→ Do this
Could you write out the records below exactly as they appear?

[Start]

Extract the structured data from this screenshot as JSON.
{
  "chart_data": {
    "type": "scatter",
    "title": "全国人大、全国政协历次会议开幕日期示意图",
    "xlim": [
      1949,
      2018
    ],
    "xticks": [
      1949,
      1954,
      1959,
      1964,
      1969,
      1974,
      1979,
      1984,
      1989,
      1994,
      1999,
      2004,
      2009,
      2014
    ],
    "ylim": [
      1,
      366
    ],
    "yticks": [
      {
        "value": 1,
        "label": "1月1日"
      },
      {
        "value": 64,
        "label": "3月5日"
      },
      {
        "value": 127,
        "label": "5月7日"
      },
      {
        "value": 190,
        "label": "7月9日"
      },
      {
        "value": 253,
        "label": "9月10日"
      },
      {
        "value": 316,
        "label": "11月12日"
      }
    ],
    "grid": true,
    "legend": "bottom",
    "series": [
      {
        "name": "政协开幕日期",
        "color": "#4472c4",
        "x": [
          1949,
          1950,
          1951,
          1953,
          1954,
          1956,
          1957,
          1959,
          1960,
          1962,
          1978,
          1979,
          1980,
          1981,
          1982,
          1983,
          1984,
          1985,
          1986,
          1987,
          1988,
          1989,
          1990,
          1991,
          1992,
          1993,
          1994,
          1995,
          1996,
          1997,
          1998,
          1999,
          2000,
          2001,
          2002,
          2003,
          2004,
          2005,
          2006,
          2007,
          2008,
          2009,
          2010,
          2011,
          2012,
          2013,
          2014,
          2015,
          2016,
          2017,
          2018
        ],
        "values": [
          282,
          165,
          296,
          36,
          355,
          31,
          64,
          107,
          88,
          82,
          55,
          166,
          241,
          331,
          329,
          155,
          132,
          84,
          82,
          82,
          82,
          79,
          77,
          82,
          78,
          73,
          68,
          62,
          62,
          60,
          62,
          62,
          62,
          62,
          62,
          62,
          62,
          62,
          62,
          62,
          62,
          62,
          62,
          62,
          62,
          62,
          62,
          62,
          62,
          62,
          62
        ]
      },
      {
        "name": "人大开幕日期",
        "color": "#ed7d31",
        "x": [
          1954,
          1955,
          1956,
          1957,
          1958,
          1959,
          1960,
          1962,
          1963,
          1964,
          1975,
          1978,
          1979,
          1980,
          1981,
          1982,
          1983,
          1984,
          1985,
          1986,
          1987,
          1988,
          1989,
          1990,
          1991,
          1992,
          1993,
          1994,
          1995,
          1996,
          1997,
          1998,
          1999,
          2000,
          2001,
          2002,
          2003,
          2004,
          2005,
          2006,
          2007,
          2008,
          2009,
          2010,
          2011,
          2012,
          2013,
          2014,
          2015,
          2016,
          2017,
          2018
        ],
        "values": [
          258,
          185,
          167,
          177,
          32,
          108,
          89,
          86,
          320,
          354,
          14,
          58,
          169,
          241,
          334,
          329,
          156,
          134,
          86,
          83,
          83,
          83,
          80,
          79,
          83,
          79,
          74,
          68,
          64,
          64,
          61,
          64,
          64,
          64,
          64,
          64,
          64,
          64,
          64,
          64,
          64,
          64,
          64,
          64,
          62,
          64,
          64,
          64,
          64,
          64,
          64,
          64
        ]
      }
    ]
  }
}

[End]

→ Response
Extract the structured data from this screenshot as JSON.
{
  "chart_data": {
    "type": "scatter",
    "title": "全国人大、全国政协历次会议开幕日期示意图",
    "xlim": [
      1949,
      2018
    ],
    "xticks": [
      1949,
      1954,
      1959,
      1964,
      1969,
      1974,
      1979,
      1984,
      1989,
      1994,
      1999,
      2004,
      2009,
      2014
    ],
    "ylim": [
      1,
      366
    ],
    "yticks": [
      {
        "value": 1,
        "label": "1月1日"
      },
      {
        "value": 64,
        "label": "3月5日"
      },
      {
        "value": 127,
        "label": "5月7日"
      },
      {
        "value": 190,
        "label": "7月9日"
      },
      {
        "value": 253,
        "label": "9月10日"
      },
      {
        "value": 316,
        "label": "11月12日"
      }
    ],
    "grid": true,
    "legend": "bottom",
    "series": [
      {
        "name": "政协开幕日期",
        "color": "#4472c4",
        "x": [
          1949,
          1950,
          1951,
          1953,
          1954,
          1956,
          1957,
          1959,
          1960,
          1962,
          1978,
          1979,
          1980,
          1981,
          1982,
          1983,
          1984,
          1985,
          1986,
          1987,
          1988,
          1989,
          1990,
          1991,
          1992,
          1993,
          1994,
          1995,
          1996,
          1997,
          1998,
          1999,
          2000,
          2001,
          2002,
          2003,
          2004,
          2005,
          2006,
          2007,
          2008,
          2009,
          2010,
          2011,
          2012,
          2013,
          2014,
          2015,
          2016,
          2017,
          2018
        ],
        "values": [
          282,
          165,
          296,
          36,
          355,
          31,
          64,
          107,
          88,
          82,
          55,
          166,
          241,
          331,
          329,
          155,
          132,
          84,
          82,
          82,
          82,
          79,
          77,
          82,
          78,
          73,
          68,
          62,
          62,
          60,
          62,
          62,
          62,
          62,
          62,
          62,
          62,
          62,
          62,
          62,
          62,
          62,
          62,
          62,
          62,
          62,
          62,
          62,
          62,
          62,
          62
        ]
      },
      {
        "name": "人大开幕日期",
        "color": "#ed7d31",
        "x": [
          1954,
          1955,
          1956,
          1957,
          1958,
          1959,
          1960,
          1962,
          1963,
          1964,
          1975,
          1978,
          1979,
          1980,
          1981,
          1982,
          1983,
          1984,
          1985,
          1986,
          1987,
          1988,
          1989,
          1990,
          1991,
          1992,
          1993,
          1994,
          1995,
          1996,
          1997,
          1998,
          1999,
          2000,
          2001,
          2002,
          2003,
          2004,
          2005,
          2006,
          2007,
          2008,
          2009,
          2010,
          2011,
          2012,
          2013,
          2014,
          2015,
          2016,
          2017,
          2018
        ],
        "values": [
          258,
          185,
          167,
          177,
          32,
          108,
          89,
          86,
          320,
          354,
          14,
          58,
          169,
          241,
          334,
          329,
          156,
          134,
          86,
          83,
          83,
          83,
          80,
          79,
          83,
          79,
          74,
          68,
          64,
          64,
          61,
          64,
          64,
          64,
          64,
          64,
          64,
          64,
          64,
          64,
          64,
          64,
          64,
          64,
          62,
          64,
          64,
          64,
          64,
          64,
          64,
          64
        ]
      }
    ]
  }
}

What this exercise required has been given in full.